What to work on:
Print the entries that appear below, exactly as written and without their pictures.

Records for processing:

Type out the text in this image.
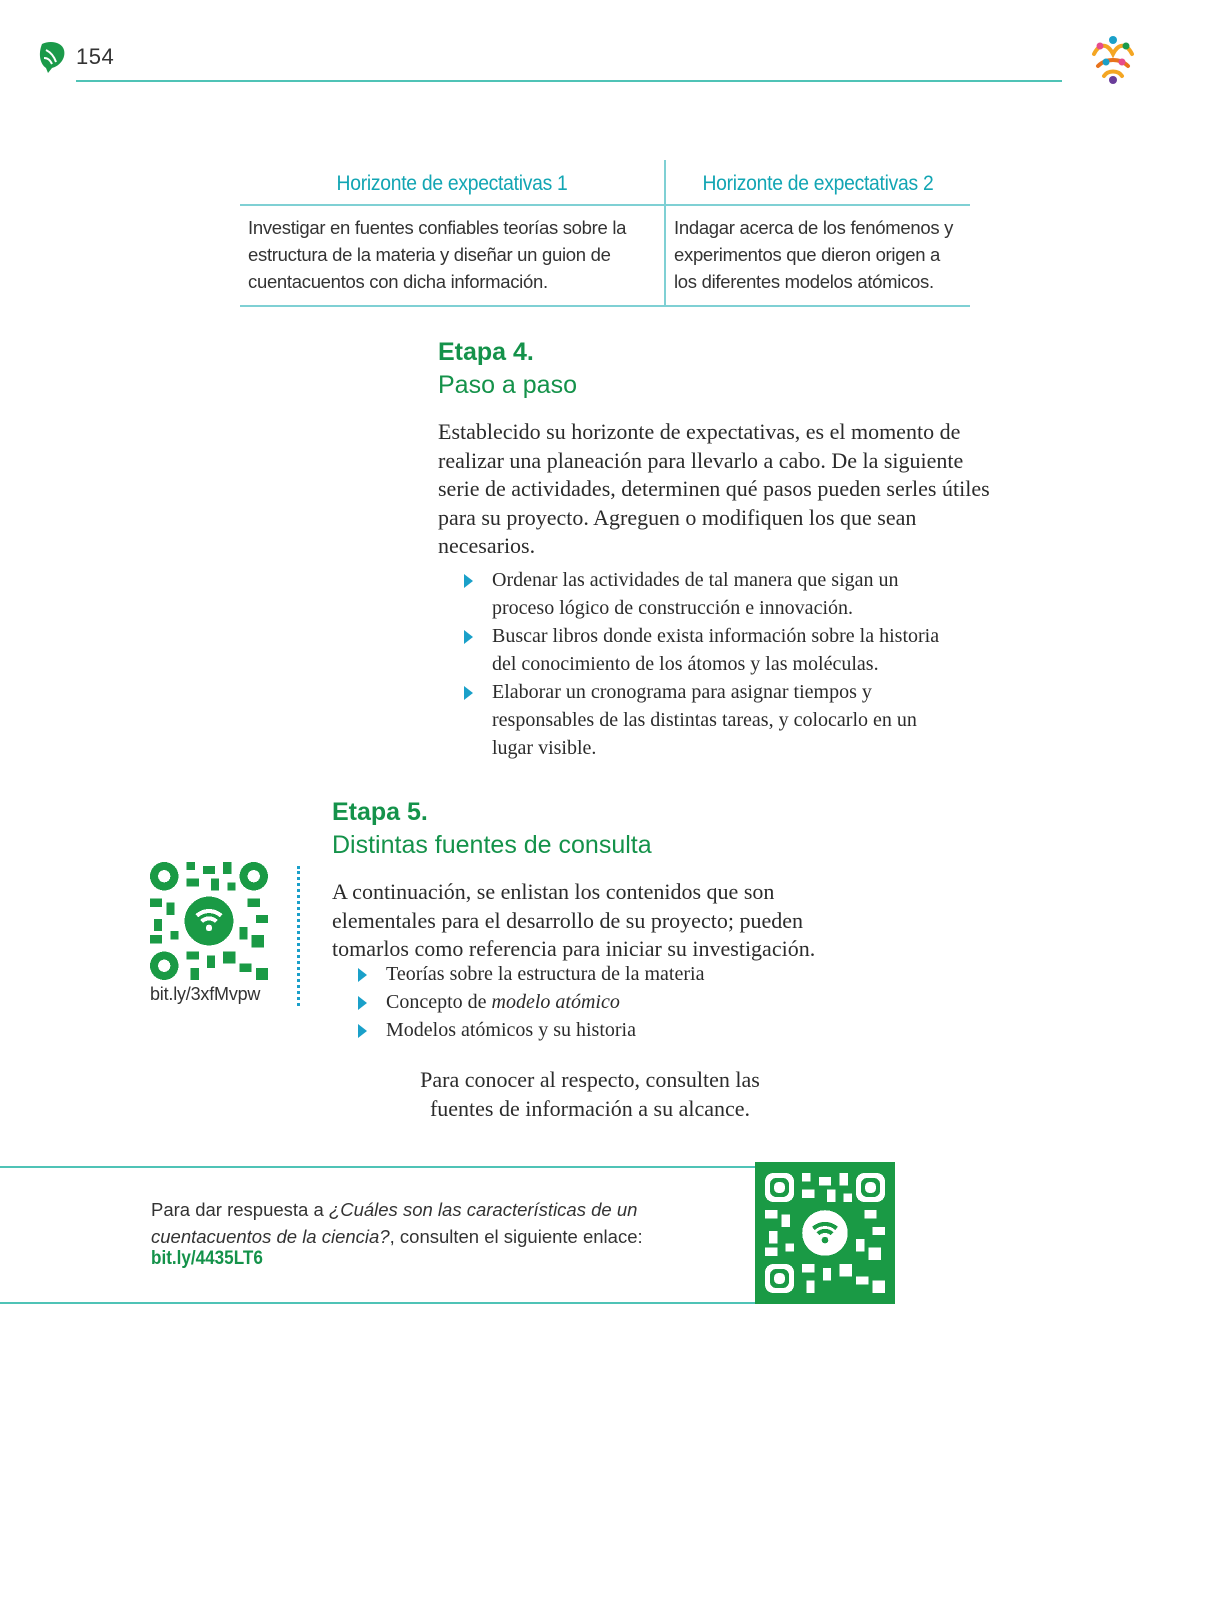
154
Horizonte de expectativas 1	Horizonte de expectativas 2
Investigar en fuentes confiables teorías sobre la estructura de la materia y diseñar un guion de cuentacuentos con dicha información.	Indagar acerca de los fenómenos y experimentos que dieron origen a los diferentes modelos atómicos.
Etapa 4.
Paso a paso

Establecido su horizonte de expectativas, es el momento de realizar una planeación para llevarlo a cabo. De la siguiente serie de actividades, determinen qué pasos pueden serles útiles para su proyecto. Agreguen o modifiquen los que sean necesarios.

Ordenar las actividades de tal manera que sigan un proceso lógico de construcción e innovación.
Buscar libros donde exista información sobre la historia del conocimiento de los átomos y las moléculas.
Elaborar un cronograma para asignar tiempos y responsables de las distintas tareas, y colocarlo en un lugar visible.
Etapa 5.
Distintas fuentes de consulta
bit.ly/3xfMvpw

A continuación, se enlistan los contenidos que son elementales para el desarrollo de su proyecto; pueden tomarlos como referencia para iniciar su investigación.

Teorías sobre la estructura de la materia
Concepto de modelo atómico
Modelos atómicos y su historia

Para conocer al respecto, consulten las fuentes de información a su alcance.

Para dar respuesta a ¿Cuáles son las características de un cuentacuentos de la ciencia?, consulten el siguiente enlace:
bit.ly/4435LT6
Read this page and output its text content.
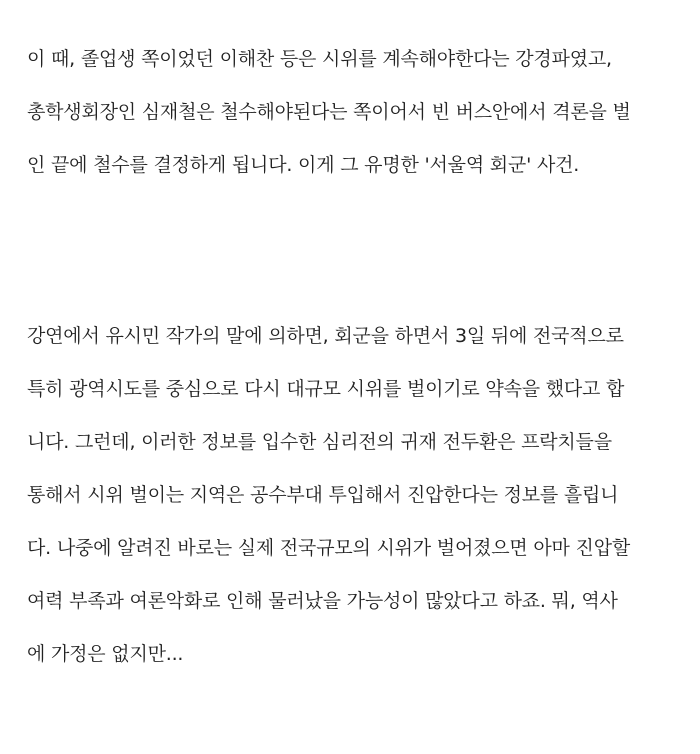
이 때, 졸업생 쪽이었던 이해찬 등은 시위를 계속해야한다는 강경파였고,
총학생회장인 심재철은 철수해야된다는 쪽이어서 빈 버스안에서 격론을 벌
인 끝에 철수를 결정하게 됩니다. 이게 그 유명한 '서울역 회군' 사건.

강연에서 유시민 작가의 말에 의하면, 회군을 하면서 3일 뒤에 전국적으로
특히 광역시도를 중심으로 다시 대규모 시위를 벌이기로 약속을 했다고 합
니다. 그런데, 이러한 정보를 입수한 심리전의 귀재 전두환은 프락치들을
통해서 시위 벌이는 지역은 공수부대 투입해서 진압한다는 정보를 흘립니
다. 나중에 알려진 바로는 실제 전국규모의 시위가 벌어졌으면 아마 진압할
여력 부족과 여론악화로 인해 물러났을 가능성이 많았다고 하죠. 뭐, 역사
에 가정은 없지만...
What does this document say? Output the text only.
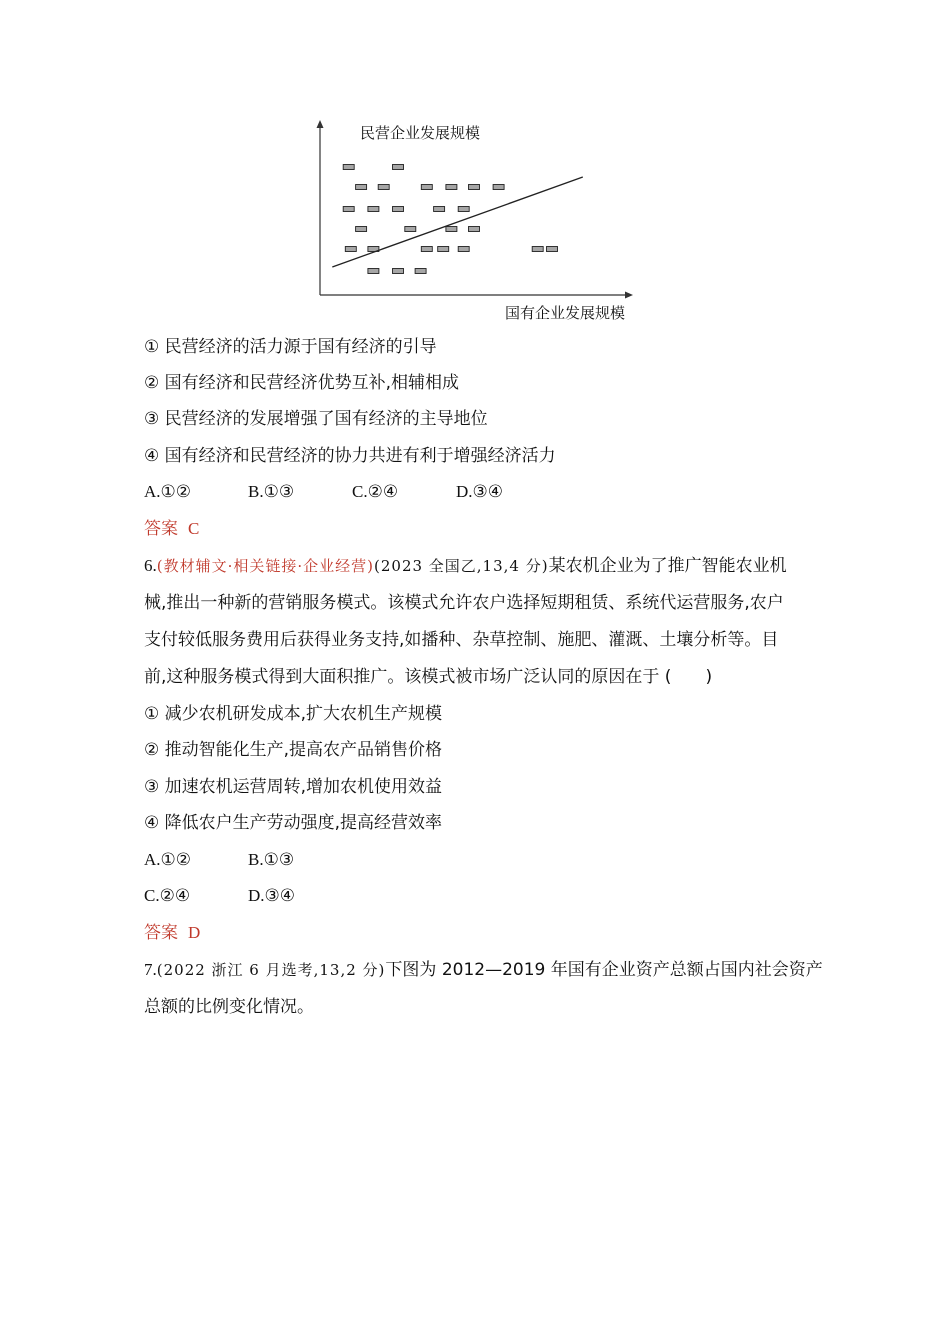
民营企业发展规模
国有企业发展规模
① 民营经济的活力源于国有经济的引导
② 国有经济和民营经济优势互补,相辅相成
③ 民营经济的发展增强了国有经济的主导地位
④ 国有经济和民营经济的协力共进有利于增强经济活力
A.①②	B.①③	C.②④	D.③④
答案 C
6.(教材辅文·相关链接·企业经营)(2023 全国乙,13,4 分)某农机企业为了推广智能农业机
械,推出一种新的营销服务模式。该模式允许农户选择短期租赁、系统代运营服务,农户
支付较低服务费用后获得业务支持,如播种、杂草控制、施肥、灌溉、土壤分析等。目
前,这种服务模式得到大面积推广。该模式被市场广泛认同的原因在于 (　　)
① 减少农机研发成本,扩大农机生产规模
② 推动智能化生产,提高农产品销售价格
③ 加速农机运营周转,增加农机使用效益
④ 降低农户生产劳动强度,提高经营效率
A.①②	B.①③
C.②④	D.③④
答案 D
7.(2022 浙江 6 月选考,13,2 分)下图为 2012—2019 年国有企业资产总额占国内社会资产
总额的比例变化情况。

Completed exercise:
Type out the text in this image.
154
Horizonte de expectativas 1	Horizonte de expectativas 2
Investigar en fuentes confiables teorías sobre la estructura de la materia y diseñar un guion de cuentacuentos con dicha información.	Indagar acerca de los fenómenos y experimentos que dieron origen a los diferentes modelos atómicos.
Etapa 4.
Paso a paso

Establecido su horizonte de expectativas, es el momento de realizar una planeación para llevarlo a cabo. De la siguiente serie de actividades, determinen qué pasos pueden serles útiles para su proyecto. Agreguen o modifiquen los que sean necesarios.

Ordenar las actividades de tal manera que sigan un proceso lógico de construcción e innovación.
Buscar libros donde exista información sobre la historia del conocimiento de los átomos y las moléculas.
Elaborar un cronograma para asignar tiempos y responsables de las distintas tareas, y colocarlo en un lugar visible.
Etapa 5.
Distintas fuentes de consulta
bit.ly/3xfMvpw

A continuación, se enlistan los contenidos que son elementales para el desarrollo de su proyecto; pueden tomarlos como referencia para iniciar su investigación.

Teorías sobre la estructura de la materia
Concepto de modelo atómico
Modelos atómicos y su historia

Para conocer al respecto, consulten las fuentes de información a su alcance.

Para dar respuesta a ¿Cuáles son las características de un cuentacuentos de la ciencia?, consulten el siguiente enlace:
bit.ly/4435LT6
Read this page and output its text content.
이 때, 졸업생 쪽이었던 이해찬 등은 시위를 계속해야한다는 강경파였고,
총학생회장인 심재철은 철수해야된다는 쪽이어서 빈 버스안에서 격론을 벌
인 끝에 철수를 결정하게 됩니다. 이게 그 유명한 '서울역 회군' 사건.

강연에서 유시민 작가의 말에 의하면, 회군을 하면서 3일 뒤에 전국적으로
특히 광역시도를 중심으로 다시 대규모 시위를 벌이기로 약속을 했다고 합
니다. 그런데, 이러한 정보를 입수한 심리전의 귀재 전두환은 프락치들을
통해서 시위 벌이는 지역은 공수부대 투입해서 진압한다는 정보를 흘립니
다. 나중에 알려진 바로는 실제 전국규모의 시위가 벌어졌으면 아마 진압할
여력 부족과 여론악화로 인해 물러났을 가능성이 많았다고 하죠. 뭐, 역사
에 가정은 없지만...
What does this document say? Output the text only.
民营企业发展规模
国有企业发展规模
① 民营经济的活力源于国有经济的引导
② 国有经济和民营经济优势互补,相辅相成
③ 民营经济的发展增强了国有经济的主导地位
④ 国有经济和民营经济的协力共进有利于增强经济活力
A.①②	B.①③	C.②④	D.③④
答案 C
6.(教材辅文·相关链接·企业经营)(2023 全国乙,13,4 分)某农机企业为了推广智能农业机
械,推出一种新的营销服务模式。该模式允许农户选择短期租赁、系统代运营服务,农户
支付较低服务费用后获得业务支持,如播种、杂草控制、施肥、灌溉、土壤分析等。目
前,这种服务模式得到大面积推广。该模式被市场广泛认同的原因在于 (　　)
① 减少农机研发成本,扩大农机生产规模
② 推动智能化生产,提高农产品销售价格
③ 加速农机运营周转,增加农机使用效益
④ 降低农户生产劳动强度,提高经营效率
A.①②	B.①③
C.②④	D.③④
答案 D
7.(2022 浙江 6 月选考,13,2 分)下图为 2012—2019 年国有企业资产总额占国内社会资产
总额的比例变化情况。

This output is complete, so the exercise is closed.